TO DO ::
Below are some records; return each one exactly.

-- BEGIN --

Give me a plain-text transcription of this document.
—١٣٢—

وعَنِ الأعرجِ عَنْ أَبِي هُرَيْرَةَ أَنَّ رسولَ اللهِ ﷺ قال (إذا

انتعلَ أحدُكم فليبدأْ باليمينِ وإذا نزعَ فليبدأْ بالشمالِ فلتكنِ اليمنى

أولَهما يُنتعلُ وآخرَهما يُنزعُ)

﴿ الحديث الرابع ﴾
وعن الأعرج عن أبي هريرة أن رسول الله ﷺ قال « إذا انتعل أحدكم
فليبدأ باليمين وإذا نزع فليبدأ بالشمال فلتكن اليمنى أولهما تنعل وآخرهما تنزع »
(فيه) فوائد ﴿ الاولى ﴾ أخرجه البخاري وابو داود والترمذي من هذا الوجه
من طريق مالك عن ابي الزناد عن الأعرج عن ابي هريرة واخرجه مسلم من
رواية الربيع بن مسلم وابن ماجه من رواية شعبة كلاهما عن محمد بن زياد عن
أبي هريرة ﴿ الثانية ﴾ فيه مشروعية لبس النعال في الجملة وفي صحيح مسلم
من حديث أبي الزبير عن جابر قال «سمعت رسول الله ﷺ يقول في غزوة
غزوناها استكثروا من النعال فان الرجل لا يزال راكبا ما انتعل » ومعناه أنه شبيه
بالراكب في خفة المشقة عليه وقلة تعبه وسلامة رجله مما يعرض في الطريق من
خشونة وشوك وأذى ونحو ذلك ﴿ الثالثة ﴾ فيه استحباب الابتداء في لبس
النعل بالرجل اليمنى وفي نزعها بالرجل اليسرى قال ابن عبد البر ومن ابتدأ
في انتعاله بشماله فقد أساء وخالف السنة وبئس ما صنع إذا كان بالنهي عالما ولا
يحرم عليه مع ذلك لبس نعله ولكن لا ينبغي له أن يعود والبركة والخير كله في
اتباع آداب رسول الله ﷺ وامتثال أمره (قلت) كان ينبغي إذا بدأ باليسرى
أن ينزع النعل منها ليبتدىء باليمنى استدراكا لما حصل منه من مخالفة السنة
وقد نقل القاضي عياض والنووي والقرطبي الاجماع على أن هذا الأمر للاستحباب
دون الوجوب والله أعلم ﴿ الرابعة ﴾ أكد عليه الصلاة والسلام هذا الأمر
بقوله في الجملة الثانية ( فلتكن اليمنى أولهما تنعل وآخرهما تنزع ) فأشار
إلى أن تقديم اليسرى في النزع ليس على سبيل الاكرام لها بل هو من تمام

-- END --

FINISHED TASK ::
Give me a plain-text transcription of this document.
—١٣٢—

وعَنِ الأعرجِ عَنْ أَبِي هُرَيْرَةَ أَنَّ رسولَ اللهِ ﷺ قال (إذا

انتعلَ أحدُكم فليبدأْ باليمينِ وإذا نزعَ فليبدأْ بالشمالِ فلتكنِ اليمنى

أولَهما يُنتعلُ وآخرَهما يُنزعُ)

﴿ الحديث الرابع ﴾
وعن الأعرج عن أبي هريرة أن رسول الله ﷺ قال « إذا انتعل أحدكم
فليبدأ باليمين وإذا نزع فليبدأ بالشمال فلتكن اليمنى أولهما تنعل وآخرهما تنزع »
(فيه) فوائد ﴿ الاولى ﴾ أخرجه البخاري وابو داود والترمذي من هذا الوجه
من طريق مالك عن ابي الزناد عن الأعرج عن ابي هريرة واخرجه مسلم من
رواية الربيع بن مسلم وابن ماجه من رواية شعبة كلاهما عن محمد بن زياد عن
أبي هريرة ﴿ الثانية ﴾ فيه مشروعية لبس النعال في الجملة وفي صحيح مسلم
من حديث أبي الزبير عن جابر قال «سمعت رسول الله ﷺ يقول في غزوة
غزوناها استكثروا من النعال فان الرجل لا يزال راكبا ما انتعل » ومعناه أنه شبيه
بالراكب في خفة المشقة عليه وقلة تعبه وسلامة رجله مما يعرض في الطريق من
خشونة وشوك وأذى ونحو ذلك ﴿ الثالثة ﴾ فيه استحباب الابتداء في لبس
النعل بالرجل اليمنى وفي نزعها بالرجل اليسرى قال ابن عبد البر ومن ابتدأ
في انتعاله بشماله فقد أساء وخالف السنة وبئس ما صنع إذا كان بالنهي عالما ولا
يحرم عليه مع ذلك لبس نعله ولكن لا ينبغي له أن يعود والبركة والخير كله في
اتباع آداب رسول الله ﷺ وامتثال أمره (قلت) كان ينبغي إذا بدأ باليسرى
أن ينزع النعل منها ليبتدىء باليمنى استدراكا لما حصل منه من مخالفة السنة
وقد نقل القاضي عياض والنووي والقرطبي الاجماع على أن هذا الأمر للاستحباب
دون الوجوب والله أعلم ﴿ الرابعة ﴾ أكد عليه الصلاة والسلام هذا الأمر
بقوله في الجملة الثانية ( فلتكن اليمنى أولهما تنعل وآخرهما تنزع ) فأشار
إلى أن تقديم اليسرى في النزع ليس على سبيل الاكرام لها بل هو من تمام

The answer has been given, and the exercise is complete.